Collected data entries
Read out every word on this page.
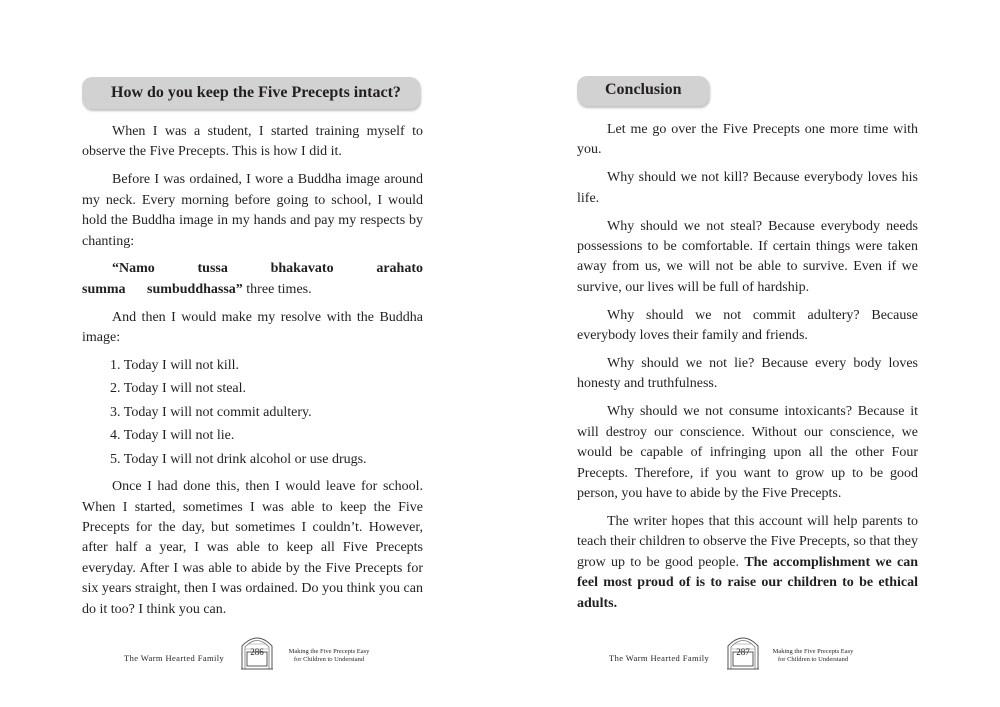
How do you keep the Five Precepts intact?

When I was a student, I started training myself to observe the Five Precepts. This is how I did it.

Before I was ordained, I wore a Buddha image around my neck. Every morning before going to school, I would hold the Buddha image in my hands and pay my respects by chanting:

“Namo tussa bhakavato arahato summa sumbuddhassa” three times.

And then I would make my resolve with the Buddha image:

1. Today I will not kill.
2. Today I will not steal.
3. Today I will not commit adultery.
4. Today I will not lie.
5. Today I will not drink alcohol or use drugs.

Once I had done this, then I would leave for school. When I started, sometimes I was able to keep the Five Precepts for the day, but sometimes I couldn’t. However, after half a year, I was able to keep all Five Precepts everyday. After I was able to abide by the Five Precepts for six years straight, then I was ordained. Do you think you can do it too? I think you can.

The Warm Hearted Family
286	Making the Five Precepts Easy
for Children to Understand
Conclusion

Let me go over the Five Precepts one more time with you.

Why should we not kill? Because everybody loves his life.

Why should we not steal? Because everybody needs possessions to be comfortable. If certain things were taken away from us, we will not be able to survive. Even if we survive, our lives will be full of hardship.

Why should we not commit adultery? Because everybody loves their family and friends.

Why should we not lie? Because every body loves honesty and truthfulness.

Why should we not consume intoxicants? Because it will destroy our conscience. Without our conscience, we would be capable of infringing upon all the other Four Precepts. Therefore, if you want to grow up to be good person, you have to abide by the Five Precepts.

The writer hopes that this account will help parents to teach their children to observe the Five Precepts, so that they grow up to be good people. The accomplishment we can feel most proud of is to raise our children to be ethical adults.

The Warm Hearted Family
287	Making the Five Precepts Easy
for Children to Understand
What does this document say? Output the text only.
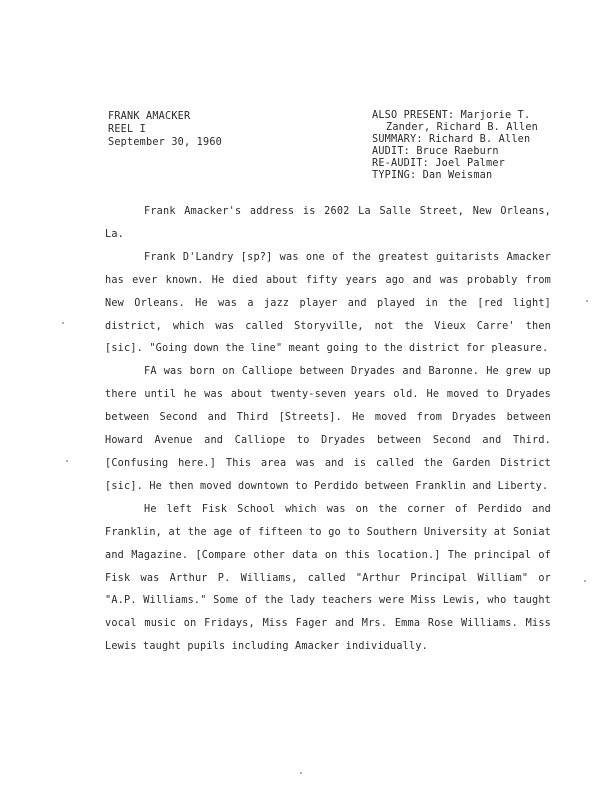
FRANK AMACKER
REEL I
September 30, 1960
ALSO PRESENT: Marjorie T.
Zander, Richard B. Allen
SUMMARY: Richard B. Allen
AUDIT: Bruce Raeburn
RE-AUDIT: Joel Palmer
TYPING: Dan Weisman

Frank Amacker's address is 2602 La Salle Street, New Orleans, La.

Frank D'Landry [sp?] was one of the greatest guitarists Amacker has ever known. He died about fifty years ago and was probably from New Orleans. He was a jazz player and played in the [red light] district, which was called Storyville, not the Vieux Carre' then [sic]. "Going down the line" meant going to the district for pleasure.

FA was born on Calliope between Dryades and Baronne. He grew up there until he was about twenty-seven years old. He moved to Dryades between Second and Third [Streets]. He moved from Dryades between Howard Avenue and Calliope to Dryades between Second and Third. [Confusing here.] This area was and is called the Garden District [sic]. He then moved downtown to Perdido between Franklin and Liberty.

He left Fisk School which was on the corner of Perdido and Franklin, at the age of fifteen to go to Southern University at Soniat and Magazine. [Compare other data on this location.] The principal of Fisk was Arthur P. Williams, called "Arthur Principal William" or "A.P. Williams." Some of the lady teachers were Miss Lewis, who taught vocal music on Fridays, Miss Fager and Mrs. Emma Rose Williams. Miss Lewis taught pupils including Amacker individually.
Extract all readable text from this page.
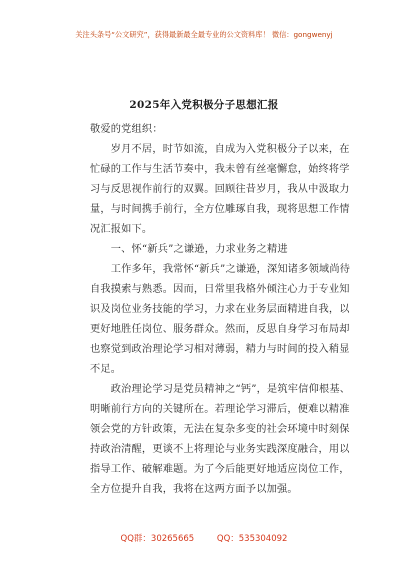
关注头条号“公文研究”，获得最新最全最专业的公文资料库！ 微信：gongwenyj
2025年入党积极分子思想汇报

敬爱的党组织：

　　岁月不居，时节如流，自成为入党积极分子以来，在忙碌的工作与生活节奏中，我未曾有丝毫懈怠，始终将学习与反思视作前行的双翼。回顾往昔岁月，我从中汲取力量，与时间携手前行，全方位雕琢自我，现将思想工作情况汇报如下。

　　一、怀“新兵”之谦逊，力求业务之精进

　　工作多年，我常怀“新兵”之谦逊，深知诸多领域尚待自我摸索与熟悉。因而，日常里我格外倾注心力于专业知识及岗位业务技能的学习，力求在业务层面精进自我，以更好地胜任岗位、服务群众。然而，反思自身学习布局却也察觉到政治理论学习相对薄弱，精力与时间的投入稍显不足。

　　政治理论学习是党员精神之“钙”，是筑牢信仰根基、明晰前行方向的关键所在。若理论学习滞后，便难以精准领会党的方针政策，无法在复杂多变的社会环境中时刻保持政治清醒，更谈不上将理论与业务实践深度融合，用以指导工作、破解难题。为了今后能更好地适应岗位工作，全方位提升自我，我将在这两方面予以加强。

QQ群：30265665	QQ：535304092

WORK INSTRUCTIONS
Leave out every picture, and repeat word for word only the lines from the one holding "Extract all readable text from this page." through the end of the entries above, both ends included.

RESULT FOR THIS EXERCISE
Extract all readable text from this page.
关注头条号“公文研究”，获得最新最全最专业的公文资料库！ 微信：gongwenyj
2025年入党积极分子思想汇报

敬爱的党组织：

　　岁月不居，时节如流，自成为入党积极分子以来，在忙碌的工作与生活节奏中，我未曾有丝毫懈怠，始终将学习与反思视作前行的双翼。回顾往昔岁月，我从中汲取力量，与时间携手前行，全方位雕琢自我，现将思想工作情况汇报如下。

　　一、怀“新兵”之谦逊，力求业务之精进

　　工作多年，我常怀“新兵”之谦逊，深知诸多领域尚待自我摸索与熟悉。因而，日常里我格外倾注心力于专业知识及岗位业务技能的学习，力求在业务层面精进自我，以更好地胜任岗位、服务群众。然而，反思自身学习布局却也察觉到政治理论学习相对薄弱，精力与时间的投入稍显不足。

　　政治理论学习是党员精神之“钙”，是筑牢信仰根基、明晰前行方向的关键所在。若理论学习滞后，便难以精准领会党的方针政策，无法在复杂多变的社会环境中时刻保持政治清醒，更谈不上将理论与业务实践深度融合，用以指导工作、破解难题。为了今后能更好地适应岗位工作，全方位提升自我，我将在这两方面予以加强。

QQ群：30265665	QQ：535304092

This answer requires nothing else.